DIRECTIONS FOR THIS TASK:
Would you write out the entries below, every one of them, exactly?

RAW RECORDS:

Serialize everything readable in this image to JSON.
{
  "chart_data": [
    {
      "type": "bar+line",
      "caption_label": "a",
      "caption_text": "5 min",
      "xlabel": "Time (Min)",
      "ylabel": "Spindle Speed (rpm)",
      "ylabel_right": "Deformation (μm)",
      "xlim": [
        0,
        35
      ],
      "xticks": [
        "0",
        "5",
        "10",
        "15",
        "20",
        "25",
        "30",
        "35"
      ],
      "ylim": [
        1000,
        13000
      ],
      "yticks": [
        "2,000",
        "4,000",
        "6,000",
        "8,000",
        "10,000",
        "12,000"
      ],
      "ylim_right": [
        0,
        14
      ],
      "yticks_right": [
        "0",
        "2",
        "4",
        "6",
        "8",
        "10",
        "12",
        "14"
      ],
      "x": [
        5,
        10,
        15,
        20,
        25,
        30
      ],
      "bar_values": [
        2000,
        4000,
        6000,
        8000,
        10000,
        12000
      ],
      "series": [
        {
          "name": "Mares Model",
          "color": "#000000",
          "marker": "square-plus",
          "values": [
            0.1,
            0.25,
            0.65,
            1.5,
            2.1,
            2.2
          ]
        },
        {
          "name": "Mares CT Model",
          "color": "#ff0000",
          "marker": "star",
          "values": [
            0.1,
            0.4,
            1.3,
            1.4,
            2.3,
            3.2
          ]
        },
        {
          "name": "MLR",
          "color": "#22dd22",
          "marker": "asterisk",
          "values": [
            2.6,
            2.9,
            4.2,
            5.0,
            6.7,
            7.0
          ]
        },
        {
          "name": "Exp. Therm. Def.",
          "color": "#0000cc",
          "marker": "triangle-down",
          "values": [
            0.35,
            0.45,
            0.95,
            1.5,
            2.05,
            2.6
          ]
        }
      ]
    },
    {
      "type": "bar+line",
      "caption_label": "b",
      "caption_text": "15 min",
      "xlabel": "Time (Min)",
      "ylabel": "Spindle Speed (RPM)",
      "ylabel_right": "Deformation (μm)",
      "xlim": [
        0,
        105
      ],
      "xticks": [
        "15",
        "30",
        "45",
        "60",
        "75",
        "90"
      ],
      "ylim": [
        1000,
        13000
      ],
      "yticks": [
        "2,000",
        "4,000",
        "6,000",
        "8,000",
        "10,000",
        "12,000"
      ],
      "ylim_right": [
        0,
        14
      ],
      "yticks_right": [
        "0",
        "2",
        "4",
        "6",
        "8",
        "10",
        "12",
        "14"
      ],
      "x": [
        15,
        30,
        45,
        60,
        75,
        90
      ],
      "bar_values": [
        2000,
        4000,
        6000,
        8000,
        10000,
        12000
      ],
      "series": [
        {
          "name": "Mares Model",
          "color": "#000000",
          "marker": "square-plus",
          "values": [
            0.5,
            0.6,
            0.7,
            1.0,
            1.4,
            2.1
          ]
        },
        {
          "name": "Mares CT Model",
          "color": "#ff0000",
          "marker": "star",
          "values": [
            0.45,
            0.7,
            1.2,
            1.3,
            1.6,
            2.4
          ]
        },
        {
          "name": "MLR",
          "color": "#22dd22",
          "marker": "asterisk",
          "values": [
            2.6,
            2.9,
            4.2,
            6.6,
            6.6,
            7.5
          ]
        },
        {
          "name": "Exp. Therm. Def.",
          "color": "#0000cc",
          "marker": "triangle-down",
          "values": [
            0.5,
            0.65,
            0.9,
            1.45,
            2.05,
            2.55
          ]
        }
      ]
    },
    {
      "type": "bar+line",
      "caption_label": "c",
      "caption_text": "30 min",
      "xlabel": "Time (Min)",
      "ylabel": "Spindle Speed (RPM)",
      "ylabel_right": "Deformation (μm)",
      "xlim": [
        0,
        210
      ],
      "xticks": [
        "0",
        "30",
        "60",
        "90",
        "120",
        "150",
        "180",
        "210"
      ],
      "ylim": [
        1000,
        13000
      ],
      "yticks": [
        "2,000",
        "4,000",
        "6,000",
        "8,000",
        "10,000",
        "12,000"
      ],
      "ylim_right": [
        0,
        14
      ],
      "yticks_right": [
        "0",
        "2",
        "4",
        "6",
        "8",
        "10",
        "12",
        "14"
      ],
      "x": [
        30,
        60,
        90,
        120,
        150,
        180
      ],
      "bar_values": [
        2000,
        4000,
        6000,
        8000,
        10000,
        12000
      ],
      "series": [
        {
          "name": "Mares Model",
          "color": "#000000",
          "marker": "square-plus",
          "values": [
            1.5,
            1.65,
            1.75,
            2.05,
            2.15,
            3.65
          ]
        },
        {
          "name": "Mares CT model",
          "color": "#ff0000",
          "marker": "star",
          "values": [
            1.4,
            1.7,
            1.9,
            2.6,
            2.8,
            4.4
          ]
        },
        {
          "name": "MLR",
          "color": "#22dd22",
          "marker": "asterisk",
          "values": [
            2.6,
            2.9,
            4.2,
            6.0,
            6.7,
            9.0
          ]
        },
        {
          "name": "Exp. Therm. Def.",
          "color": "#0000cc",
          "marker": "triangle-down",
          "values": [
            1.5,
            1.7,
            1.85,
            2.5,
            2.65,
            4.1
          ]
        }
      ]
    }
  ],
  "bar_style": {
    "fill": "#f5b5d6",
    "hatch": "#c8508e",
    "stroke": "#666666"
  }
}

WRITTEN REPLY:
Serialize everything readable in this image to JSON.
{
  "chart_data": [
    {
      "type": "bar+line",
      "caption_label": "a",
      "caption_text": "5 min",
      "xlabel": "Time (Min)",
      "ylabel": "Spindle Speed (rpm)",
      "ylabel_right": "Deformation (μm)",
      "xlim": [
        0,
        35
      ],
      "xticks": [
        "0",
        "5",
        "10",
        "15",
        "20",
        "25",
        "30",
        "35"
      ],
      "ylim": [
        1000,
        13000
      ],
      "yticks": [
        "2,000",
        "4,000",
        "6,000",
        "8,000",
        "10,000",
        "12,000"
      ],
      "ylim_right": [
        0,
        14
      ],
      "yticks_right": [
        "0",
        "2",
        "4",
        "6",
        "8",
        "10",
        "12",
        "14"
      ],
      "x": [
        5,
        10,
        15,
        20,
        25,
        30
      ],
      "bar_values": [
        2000,
        4000,
        6000,
        8000,
        10000,
        12000
      ],
      "series": [
        {
          "name": "Mares Model",
          "color": "#000000",
          "marker": "square-plus",
          "values": [
            0.1,
            0.25,
            0.65,
            1.5,
            2.1,
            2.2
          ]
        },
        {
          "name": "Mares CT Model",
          "color": "#ff0000",
          "marker": "star",
          "values": [
            0.1,
            0.4,
            1.3,
            1.4,
            2.3,
            3.2
          ]
        },
        {
          "name": "MLR",
          "color": "#22dd22",
          "marker": "asterisk",
          "values": [
            2.6,
            2.9,
            4.2,
            5.0,
            6.7,
            7.0
          ]
        },
        {
          "name": "Exp. Therm. Def.",
          "color": "#0000cc",
          "marker": "triangle-down",
          "values": [
            0.35,
            0.45,
            0.95,
            1.5,
            2.05,
            2.6
          ]
        }
      ]
    },
    {
      "type": "bar+line",
      "caption_label": "b",
      "caption_text": "15 min",
      "xlabel": "Time (Min)",
      "ylabel": "Spindle Speed (RPM)",
      "ylabel_right": "Deformation (μm)",
      "xlim": [
        0,
        105
      ],
      "xticks": [
        "15",
        "30",
        "45",
        "60",
        "75",
        "90"
      ],
      "ylim": [
        1000,
        13000
      ],
      "yticks": [
        "2,000",
        "4,000",
        "6,000",
        "8,000",
        "10,000",
        "12,000"
      ],
      "ylim_right": [
        0,
        14
      ],
      "yticks_right": [
        "0",
        "2",
        "4",
        "6",
        "8",
        "10",
        "12",
        "14"
      ],
      "x": [
        15,
        30,
        45,
        60,
        75,
        90
      ],
      "bar_values": [
        2000,
        4000,
        6000,
        8000,
        10000,
        12000
      ],
      "series": [
        {
          "name": "Mares Model",
          "color": "#000000",
          "marker": "square-plus",
          "values": [
            0.5,
            0.6,
            0.7,
            1.0,
            1.4,
            2.1
          ]
        },
        {
          "name": "Mares CT Model",
          "color": "#ff0000",
          "marker": "star",
          "values": [
            0.45,
            0.7,
            1.2,
            1.3,
            1.6,
            2.4
          ]
        },
        {
          "name": "MLR",
          "color": "#22dd22",
          "marker": "asterisk",
          "values": [
            2.6,
            2.9,
            4.2,
            6.6,
            6.6,
            7.5
          ]
        },
        {
          "name": "Exp. Therm. Def.",
          "color": "#0000cc",
          "marker": "triangle-down",
          "values": [
            0.5,
            0.65,
            0.9,
            1.45,
            2.05,
            2.55
          ]
        }
      ]
    },
    {
      "type": "bar+line",
      "caption_label": "c",
      "caption_text": "30 min",
      "xlabel": "Time (Min)",
      "ylabel": "Spindle Speed (RPM)",
      "ylabel_right": "Deformation (μm)",
      "xlim": [
        0,
        210
      ],
      "xticks": [
        "0",
        "30",
        "60",
        "90",
        "120",
        "150",
        "180",
        "210"
      ],
      "ylim": [
        1000,
        13000
      ],
      "yticks": [
        "2,000",
        "4,000",
        "6,000",
        "8,000",
        "10,000",
        "12,000"
      ],
      "ylim_right": [
        0,
        14
      ],
      "yticks_right": [
        "0",
        "2",
        "4",
        "6",
        "8",
        "10",
        "12",
        "14"
      ],
      "x": [
        30,
        60,
        90,
        120,
        150,
        180
      ],
      "bar_values": [
        2000,
        4000,
        6000,
        8000,
        10000,
        12000
      ],
      "series": [
        {
          "name": "Mares Model",
          "color": "#000000",
          "marker": "square-plus",
          "values": [
            1.5,
            1.65,
            1.75,
            2.05,
            2.15,
            3.65
          ]
        },
        {
          "name": "Mares CT model",
          "color": "#ff0000",
          "marker": "star",
          "values": [
            1.4,
            1.7,
            1.9,
            2.6,
            2.8,
            4.4
          ]
        },
        {
          "name": "MLR",
          "color": "#22dd22",
          "marker": "asterisk",
          "values": [
            2.6,
            2.9,
            4.2,
            6.0,
            6.7,
            9.0
          ]
        },
        {
          "name": "Exp. Therm. Def.",
          "color": "#0000cc",
          "marker": "triangle-down",
          "values": [
            1.5,
            1.7,
            1.85,
            2.5,
            2.65,
            4.1
          ]
        }
      ]
    }
  ],
  "bar_style": {
    "fill": "#f5b5d6",
    "hatch": "#c8508e",
    "stroke": "#666666"
  }
}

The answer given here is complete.